Data shown:
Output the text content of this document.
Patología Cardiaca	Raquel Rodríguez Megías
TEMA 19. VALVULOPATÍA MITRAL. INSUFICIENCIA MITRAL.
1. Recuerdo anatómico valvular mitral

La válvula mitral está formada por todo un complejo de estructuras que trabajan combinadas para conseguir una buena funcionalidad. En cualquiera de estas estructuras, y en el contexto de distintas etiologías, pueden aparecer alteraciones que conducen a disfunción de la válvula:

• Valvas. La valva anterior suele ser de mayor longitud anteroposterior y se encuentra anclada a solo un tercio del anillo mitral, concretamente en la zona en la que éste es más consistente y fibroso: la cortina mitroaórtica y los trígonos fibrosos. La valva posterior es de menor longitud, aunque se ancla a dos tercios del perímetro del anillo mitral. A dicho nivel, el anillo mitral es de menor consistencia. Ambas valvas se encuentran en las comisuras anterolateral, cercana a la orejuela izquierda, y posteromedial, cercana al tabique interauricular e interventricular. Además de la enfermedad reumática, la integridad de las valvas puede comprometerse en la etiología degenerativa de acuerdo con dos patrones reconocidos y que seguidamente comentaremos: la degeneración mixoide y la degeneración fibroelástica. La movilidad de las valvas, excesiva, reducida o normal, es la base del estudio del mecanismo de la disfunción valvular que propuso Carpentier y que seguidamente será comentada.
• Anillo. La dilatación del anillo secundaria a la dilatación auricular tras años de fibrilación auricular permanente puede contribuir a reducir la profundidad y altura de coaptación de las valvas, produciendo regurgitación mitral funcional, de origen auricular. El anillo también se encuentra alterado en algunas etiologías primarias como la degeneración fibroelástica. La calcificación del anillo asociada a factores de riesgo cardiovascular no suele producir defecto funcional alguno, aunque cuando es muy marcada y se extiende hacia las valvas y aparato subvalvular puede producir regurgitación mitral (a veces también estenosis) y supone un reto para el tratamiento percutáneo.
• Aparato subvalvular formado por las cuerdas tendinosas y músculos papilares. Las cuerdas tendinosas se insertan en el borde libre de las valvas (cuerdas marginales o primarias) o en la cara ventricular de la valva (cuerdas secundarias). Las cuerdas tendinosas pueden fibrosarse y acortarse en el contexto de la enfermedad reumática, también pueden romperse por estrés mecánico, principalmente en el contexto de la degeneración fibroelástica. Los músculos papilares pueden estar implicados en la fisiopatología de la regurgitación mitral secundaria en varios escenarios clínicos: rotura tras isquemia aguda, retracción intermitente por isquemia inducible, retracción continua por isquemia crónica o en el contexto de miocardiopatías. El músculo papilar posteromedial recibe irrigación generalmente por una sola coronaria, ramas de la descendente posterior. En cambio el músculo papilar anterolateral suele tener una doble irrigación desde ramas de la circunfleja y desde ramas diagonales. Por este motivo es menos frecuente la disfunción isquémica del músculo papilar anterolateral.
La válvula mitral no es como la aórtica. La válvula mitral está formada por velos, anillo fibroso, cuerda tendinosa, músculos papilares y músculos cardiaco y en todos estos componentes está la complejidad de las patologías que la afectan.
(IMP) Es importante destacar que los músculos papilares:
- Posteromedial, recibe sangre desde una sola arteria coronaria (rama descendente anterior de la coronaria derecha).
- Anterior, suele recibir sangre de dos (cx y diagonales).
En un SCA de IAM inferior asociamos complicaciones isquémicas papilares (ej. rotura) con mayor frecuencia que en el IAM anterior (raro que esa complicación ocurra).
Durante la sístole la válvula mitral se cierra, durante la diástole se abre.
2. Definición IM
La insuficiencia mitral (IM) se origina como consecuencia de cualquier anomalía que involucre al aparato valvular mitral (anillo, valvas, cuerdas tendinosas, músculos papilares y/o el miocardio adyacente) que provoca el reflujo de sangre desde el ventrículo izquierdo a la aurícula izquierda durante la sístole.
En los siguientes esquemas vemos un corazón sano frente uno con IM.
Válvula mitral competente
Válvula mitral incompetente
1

What needs to be done: Every line of the data above should be copied exactly.

Complete output:
Output the text content of this document.
Patología Cardiaca	Raquel Rodríguez Megías
TEMA 19. VALVULOPATÍA MITRAL. INSUFICIENCIA MITRAL.
1. Recuerdo anatómico valvular mitral

La válvula mitral está formada por todo un complejo de estructuras que trabajan combinadas para conseguir una buena funcionalidad. En cualquiera de estas estructuras, y en el contexto de distintas etiologías, pueden aparecer alteraciones que conducen a disfunción de la válvula:

• Valvas. La valva anterior suele ser de mayor longitud anteroposterior y se encuentra anclada a solo un tercio del anillo mitral, concretamente en la zona en la que éste es más consistente y fibroso: la cortina mitroaórtica y los trígonos fibrosos. La valva posterior es de menor longitud, aunque se ancla a dos tercios del perímetro del anillo mitral. A dicho nivel, el anillo mitral es de menor consistencia. Ambas valvas se encuentran en las comisuras anterolateral, cercana a la orejuela izquierda, y posteromedial, cercana al tabique interauricular e interventricular. Además de la enfermedad reumática, la integridad de las valvas puede comprometerse en la etiología degenerativa de acuerdo con dos patrones reconocidos y que seguidamente comentaremos: la degeneración mixoide y la degeneración fibroelástica. La movilidad de las valvas, excesiva, reducida o normal, es la base del estudio del mecanismo de la disfunción valvular que propuso Carpentier y que seguidamente será comentada.
• Anillo. La dilatación del anillo secundaria a la dilatación auricular tras años de fibrilación auricular permanente puede contribuir a reducir la profundidad y altura de coaptación de las valvas, produciendo regurgitación mitral funcional, de origen auricular. El anillo también se encuentra alterado en algunas etiologías primarias como la degeneración fibroelástica. La calcificación del anillo asociada a factores de riesgo cardiovascular no suele producir defecto funcional alguno, aunque cuando es muy marcada y se extiende hacia las valvas y aparato subvalvular puede producir regurgitación mitral (a veces también estenosis) y supone un reto para el tratamiento percutáneo.
• Aparato subvalvular formado por las cuerdas tendinosas y músculos papilares. Las cuerdas tendinosas se insertan en el borde libre de las valvas (cuerdas marginales o primarias) o en la cara ventricular de la valva (cuerdas secundarias). Las cuerdas tendinosas pueden fibrosarse y acortarse en el contexto de la enfermedad reumática, también pueden romperse por estrés mecánico, principalmente en el contexto de la degeneración fibroelástica. Los músculos papilares pueden estar implicados en la fisiopatología de la regurgitación mitral secundaria en varios escenarios clínicos: rotura tras isquemia aguda, retracción intermitente por isquemia inducible, retracción continua por isquemia crónica o en el contexto de miocardiopatías. El músculo papilar posteromedial recibe irrigación generalmente por una sola coronaria, ramas de la descendente posterior. En cambio el músculo papilar anterolateral suele tener una doble irrigación desde ramas de la circunfleja y desde ramas diagonales. Por este motivo es menos frecuente la disfunción isquémica del músculo papilar anterolateral.
La válvula mitral no es como la aórtica. La válvula mitral está formada por velos, anillo fibroso, cuerda tendinosa, músculos papilares y músculos cardiaco y en todos estos componentes está la complejidad de las patologías que la afectan.
(IMP) Es importante destacar que los músculos papilares:
- Posteromedial, recibe sangre desde una sola arteria coronaria (rama descendente anterior de la coronaria derecha).
- Anterior, suele recibir sangre de dos (cx y diagonales).
En un SCA de IAM inferior asociamos complicaciones isquémicas papilares (ej. rotura) con mayor frecuencia que en el IAM anterior (raro que esa complicación ocurra).
Durante la sístole la válvula mitral se cierra, durante la diástole se abre.
2. Definición IM
La insuficiencia mitral (IM) se origina como consecuencia de cualquier anomalía que involucre al aparato valvular mitral (anillo, valvas, cuerdas tendinosas, músculos papilares y/o el miocardio adyacente) que provoca el reflujo de sangre desde el ventrículo izquierdo a la aurícula izquierda durante la sístole.
En los siguientes esquemas vemos un corazón sano frente uno con IM.
Válvula mitral competente
Válvula mitral incompetente
1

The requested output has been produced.